PROVIDED TEXT:
:::

Are you trying to use the Mean Value Theorem in Calculus? Here’s what you need to know, plus solutions to typical problems.

SUMMARY: Mean Value Theorem & Rolle's Theorem

Show/Hide Mean Value Theorem & Rolle’s Theorem

Mean Value Theorem (MVT):

If $f(x)$ is continuous on the closed interval $[a,b]$ and differentiable on the open interval $(a,b)$, then there is a number $c$ in $(a,b)$ such that
$$f'(c) = \frac{f(b) – f(a)}{b-a}$$
or, equivalently,
$$f(b) – f(a) = f'(c)(b-a)$$

In words, there is at least one value $c$ between $a$ and $b$ where the tangent line is parallel to the secant line that connects the interval’s endpoints. (See the figures.)

As described in the text.

:::

Visual layout data:
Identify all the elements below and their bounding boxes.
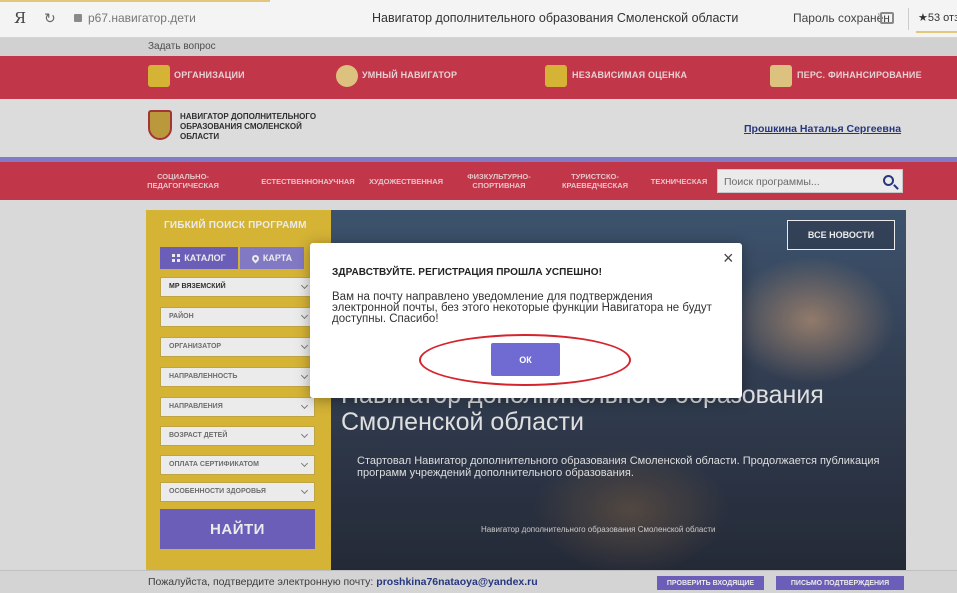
modal-title: ЗДРАВСТВУЙТЕ. РЕГИСТРАЦИЯ ПРОШЛА УСПЕШНО… xyxy=(332,267,603,278)
reload-icon[interactable]: ↻ xyxy=(44,10,56,27)
password-saved-label[interactable]: Пароль сохранён xyxy=(793,11,890,25)
modal-text: Вам на почту направлено уведомление для … xyxy=(332,291,712,325)
lock-icon[interactable] xyxy=(74,14,82,22)
key-icon[interactable] xyxy=(880,12,894,24)
page-title: Навигатор дополнительного образования См… xyxy=(372,11,739,25)
tab-indicator xyxy=(0,0,270,2)
site-rating[interactable]: ★53 отз xyxy=(918,11,957,24)
registration-success-modal: × ЗДРАВСТВУЙТЕ. РЕГИСТРАЦИЯ ПРОШЛА УСПЕШ… xyxy=(310,243,742,398)
address-bar[interactable]: р67.навигатор.дети xyxy=(88,11,196,25)
ok-button[interactable]: ОК xyxy=(491,343,560,376)
yandex-logo-icon[interactable]: Я xyxy=(14,9,26,27)
rating-underline xyxy=(916,31,957,33)
browser-toolbar: Я ↻ р67.навигатор.дети Навигатор дополни… xyxy=(0,0,957,38)
toolbar-divider xyxy=(908,8,909,30)
close-icon[interactable]: × xyxy=(723,249,734,267)
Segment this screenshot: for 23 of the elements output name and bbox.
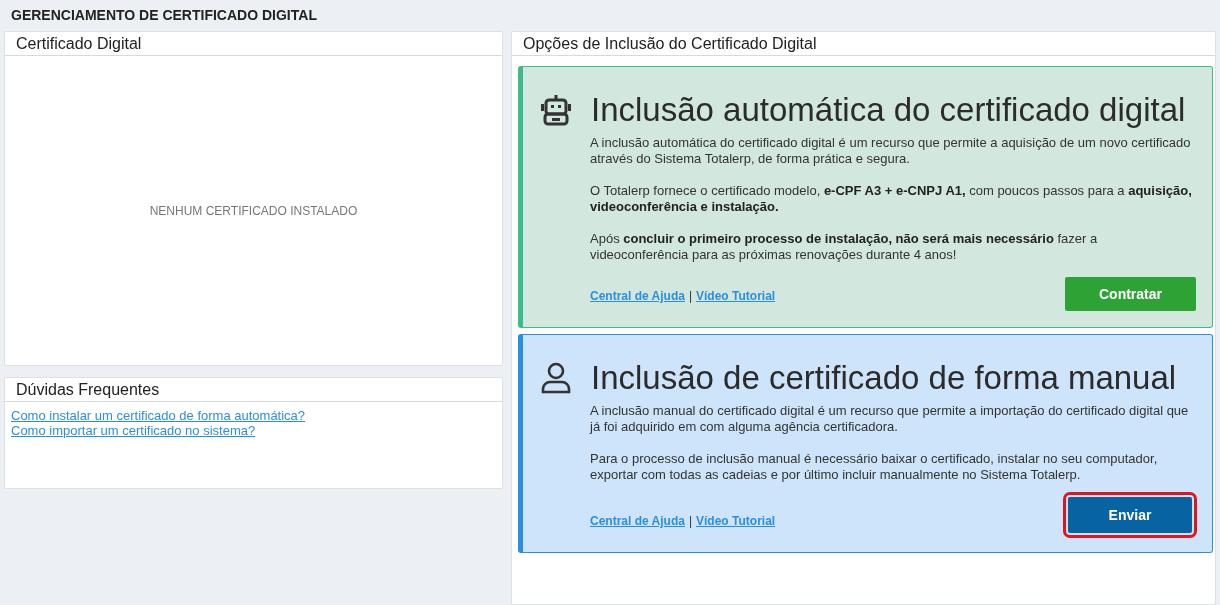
help-link[interactable]: Central de Ajuda bbox=[590, 514, 685, 528]
link-separator: | bbox=[688, 289, 693, 303]
user-icon bbox=[541, 362, 571, 394]
description-text: Para o processo de inclusão manual é necessário baixar o certificado, instalar no seu computador, exportar com todas as cadeias e por último incluir manualmente no Sistema Totalerp. bbox=[590, 451, 1159, 483]
option-title: Inclusão automática do certificado digital bbox=[591, 91, 1186, 129]
page-title: GERENCIAMENTO DE CERTIFICADO DIGITAL bbox=[10, 7, 318, 23]
panel-title: Opções de Inclusão do Certificado Digital bbox=[512, 32, 1215, 56]
option-title: Inclusão de certificado de forma manual bbox=[591, 359, 1177, 397]
panel-title: Certificado Digital bbox=[5, 32, 502, 56]
action-button[interactable]: Contratar bbox=[1065, 277, 1196, 311]
description-text: Após concluir o primeiro processo de instalação, não será mais necessário fazer a videoconferência para as próximas renovações durante 4 anos! bbox=[590, 231, 1099, 263]
description-text: O Totalerp fornece o certificado modelo, e-CPF A3 + e-CNPJ A1, com poucos passos para a aquisição, videoconferência e instalação. bbox=[590, 183, 1193, 215]
description-text: A inclusão automática do certificado digital é um recurso que permite a aquisição de um novo certificado através do Sistema Totalerp, de forma prática e segura. bbox=[590, 135, 1192, 167]
faq-link[interactable]: Como importar um certificado no sistema? bbox=[11, 423, 256, 438]
description-text: A inclusão manual do certificado digital é um recurso que permite a importação do certificado digital que já foi adquirido em com alguma agência certificadora. bbox=[590, 403, 1190, 435]
help-link[interactable]: Vídeo Tutorial bbox=[696, 514, 776, 528]
empty-message: NENHUM CERTIFICADO INSTALADO bbox=[149, 203, 358, 218]
faq-link[interactable]: Como instalar um certificado de forma automática? bbox=[11, 408, 306, 423]
panel-title: Dúvidas Frequentes bbox=[5, 378, 502, 402]
link-separator: | bbox=[688, 514, 693, 528]
robot-icon bbox=[541, 94, 571, 126]
help-link[interactable]: Central de Ajuda bbox=[590, 289, 685, 303]
help-link[interactable]: Vídeo Tutorial bbox=[696, 289, 776, 303]
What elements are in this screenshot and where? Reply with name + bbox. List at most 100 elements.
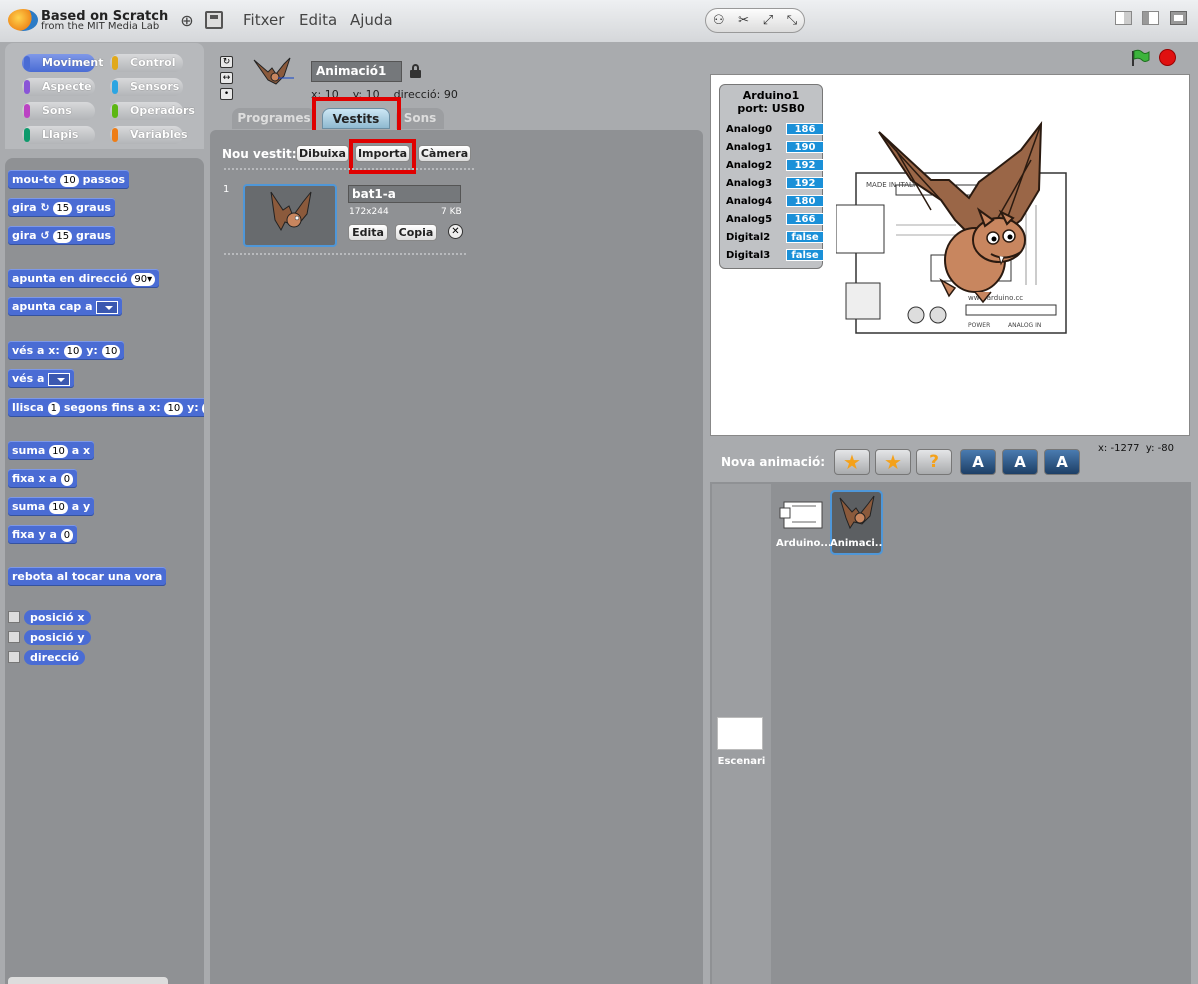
block-input[interactable]: 90▾	[131, 273, 156, 286]
arduino-sprite-folder-icon[interactable]: A	[1044, 449, 1080, 475]
block-goto-xy[interactable]: vés a x: 10 y: 10	[8, 341, 125, 360]
checkbox-x-position[interactable]	[8, 611, 20, 623]
block-text: y:	[86, 344, 98, 357]
camera-button[interactable]: Càmera	[418, 145, 471, 162]
arduino-thumb-image	[779, 501, 823, 529]
reporter-y-position[interactable]: posició y	[24, 630, 91, 645]
block-input[interactable]: 0	[60, 473, 74, 486]
block-turn-right[interactable]: gira ↻ 15 graus	[8, 198, 116, 217]
rotate-style-icon[interactable]: ↻	[220, 56, 233, 68]
block-input[interactable]: 10	[49, 501, 68, 514]
delete-scissors-icon[interactable]: ✂	[738, 13, 749, 28]
block-text: y:	[187, 401, 199, 414]
block-input[interactable]: 15	[53, 230, 73, 243]
costume-name-field[interactable]: bat1-a	[348, 185, 461, 203]
sprite-name-field[interactable]: Animació1	[311, 61, 402, 82]
block-bounce[interactable]: rebota al tocar una vora	[8, 567, 167, 586]
tab-sounds[interactable]: Sons	[396, 108, 444, 129]
watcher-row: Analog5 166	[726, 213, 824, 227]
block-dropdown[interactable]	[96, 300, 119, 314]
normal-stage-icon[interactable]	[1142, 11, 1159, 25]
checkbox-y-position[interactable]	[8, 631, 20, 643]
menu-help[interactable]: Ajuda	[350, 11, 393, 29]
watcher-row-label: Analog5	[726, 214, 773, 225]
category-color-bar	[112, 56, 118, 70]
block-goto[interactable]: vés a	[8, 369, 75, 388]
block-input[interactable]: 10	[164, 402, 184, 415]
tab-scripts[interactable]: Programes	[232, 108, 316, 129]
category-label: Sensors	[130, 80, 180, 93]
category-control[interactable]: Control	[110, 54, 183, 72]
arduino-sprite-icon[interactable]: A	[960, 449, 996, 475]
menu-file[interactable]: Fitxer	[243, 11, 284, 29]
lock-icon[interactable]	[410, 64, 421, 78]
copy-costume-button[interactable]: Copia	[395, 224, 437, 241]
watcher-row: Analog3 192	[726, 177, 824, 191]
small-stage-icon[interactable]	[1115, 11, 1132, 25]
category-moviment[interactable]: Moviment	[22, 54, 103, 72]
block-input[interactable]: 15	[53, 202, 73, 215]
choose-sprite-file-icon[interactable]: ★	[875, 449, 911, 475]
duplicate-stamp-icon[interactable]: ⚇	[713, 13, 725, 28]
save-icon[interactable]	[205, 11, 223, 29]
watcher-row: Analog1 190	[726, 141, 824, 155]
block-glide[interactable]: llisca 1 segons fins a x: 10 y: 1	[8, 398, 204, 417]
block-input[interactable]: 10	[59, 174, 79, 187]
menu-edit[interactable]: Edita	[299, 11, 337, 29]
block-point-direction[interactable]: apunta en direcció 90▾	[8, 269, 160, 288]
category-aspecte[interactable]: Aspecte	[22, 78, 95, 96]
watcher-row-value: 186	[786, 123, 824, 135]
watcher-subtitle: port: USB0	[737, 102, 805, 115]
reporter-direction[interactable]: direcció	[24, 650, 85, 665]
arduino-sprite-edit-icon[interactable]: A	[1002, 449, 1038, 475]
block-point-towards[interactable]: apunta cap a	[8, 297, 123, 316]
bat-costume-image	[270, 191, 312, 232]
block-input[interactable]: 0	[60, 529, 74, 542]
block-text: a x	[71, 444, 91, 457]
arduino-sensor-watcher[interactable]: Arduino1 port: USB0 Analog0 186 Analog1 190…	[719, 84, 824, 269]
flip-style-icon[interactable]: ↔	[220, 72, 233, 84]
shrink-icon[interactable]: ⤡	[787, 13, 797, 28]
paint-button[interactable]: Dibuixa	[296, 145, 349, 162]
category-llapis[interactable]: Llapis	[22, 126, 95, 144]
grow-icon[interactable]: ⤢	[763, 13, 773, 28]
category-sensors[interactable]: Sensors	[110, 78, 183, 96]
block-input[interactable]: 1	[47, 402, 61, 415]
category-variables[interactable]: Variables	[110, 126, 188, 144]
block-set-y[interactable]: fixa y a 0	[8, 525, 78, 544]
stage[interactable]: MADE IN ITALY www.arduino.cc POWER ANALO…	[710, 74, 1190, 436]
block-set-x[interactable]: fixa x a 0	[8, 469, 78, 488]
block-text: vés a	[12, 372, 45, 385]
edit-costume-button[interactable]: Edita	[348, 224, 388, 241]
block-input[interactable]: 10	[49, 445, 68, 458]
no-rotate-icon[interactable]: •	[220, 88, 233, 100]
bat-sprite[interactable]	[871, 120, 1051, 305]
watcher-row-value: 190	[786, 141, 824, 153]
delete-costume-icon[interactable]: ✕	[448, 224, 463, 239]
stop-icon[interactable]	[1159, 49, 1176, 66]
category-label: Variables	[130, 128, 188, 141]
block-input[interactable]: 10	[101, 345, 121, 358]
new-costume-label: Nou vestit:	[222, 147, 297, 161]
palette-scrollbar[interactable]	[8, 977, 168, 984]
block-turn-left[interactable]: gira ↺ 15 graus	[8, 226, 116, 245]
block-input[interactable]: 1	[202, 402, 204, 415]
block-dropdown[interactable]	[48, 372, 71, 386]
stage-thumbnail[interactable]	[717, 717, 763, 750]
reporter-x-position[interactable]: posició x	[24, 610, 91, 625]
block-input[interactable]: 10	[63, 345, 83, 358]
costume-thumbnail[interactable]	[243, 184, 337, 247]
category-operadors[interactable]: Operadors	[110, 102, 195, 120]
checkbox-direction[interactable]	[8, 651, 20, 663]
block-change-x[interactable]: suma 10 a x	[8, 441, 95, 460]
random-sprite-icon[interactable]: ?	[916, 449, 952, 475]
globe-icon[interactable]: ⊕	[178, 12, 196, 30]
block-move[interactable]: mou-te 10 passos	[8, 170, 130, 189]
block-change-y[interactable]: suma 10 a y	[8, 497, 95, 516]
sprite-arduino[interactable]	[778, 494, 826, 534]
watcher-row-label: Analog0	[726, 124, 773, 135]
green-flag-icon[interactable]	[1130, 49, 1150, 67]
paint-new-sprite-icon[interactable]: ★	[834, 449, 870, 475]
category-sons[interactable]: Sons	[22, 102, 95, 120]
presentation-mode-icon[interactable]	[1170, 11, 1187, 25]
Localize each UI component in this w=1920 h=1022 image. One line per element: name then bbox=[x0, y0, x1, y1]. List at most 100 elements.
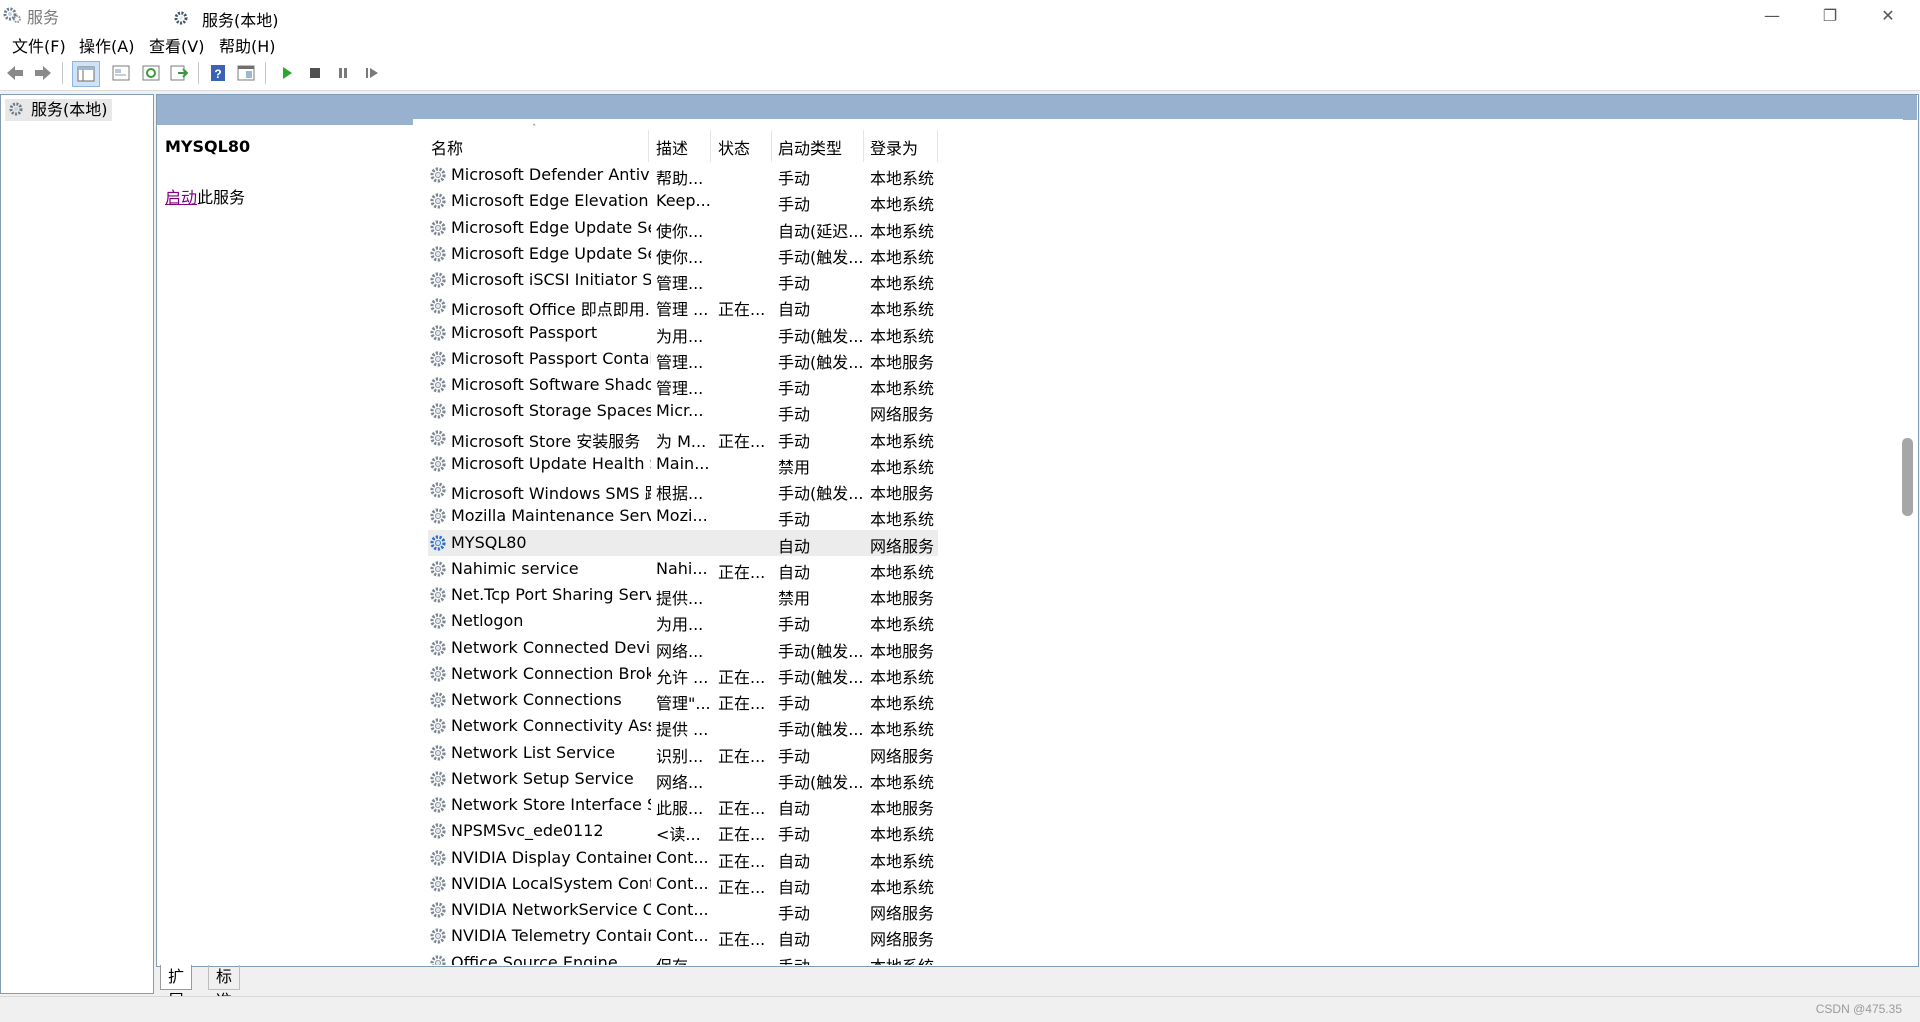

:::

WHAT IS ASKED:
A - In the Mean Value Theorem excerpt, on which interval must $f(x)$ be differentiable?
B - Please copy the Mean Value Theorem excerpt word for word, everything from "Show/Hide Mean Value" down to "in the text.".
Rely only on the Mean Value Theorem excerpt, not on the data.

SOLUTIONS TO THE TASKS:
A - On the open interval $(a,b)$.

B -
Show/Hide Mean Value Theorem & Rolle’s Theorem

Mean Value Theorem (MVT):

If $f(x)$ is continuous on the closed interval $[a,b]$ and differentiable on the open interval $(a,b)$, then there is a number $c$ in $(a,b)$ such that
$$f'(c) = \frac{f(b) – f(a)}{b-a}$$
or, equivalently,
$$f(b) – f(a) = f'(c)(b-a)$$

In words, there is at least one value $c$ between $a$ and $b$ where the tangent line is parallel to the secant line that connects the interval’s endpoints. (See the figures.)

As described in the text.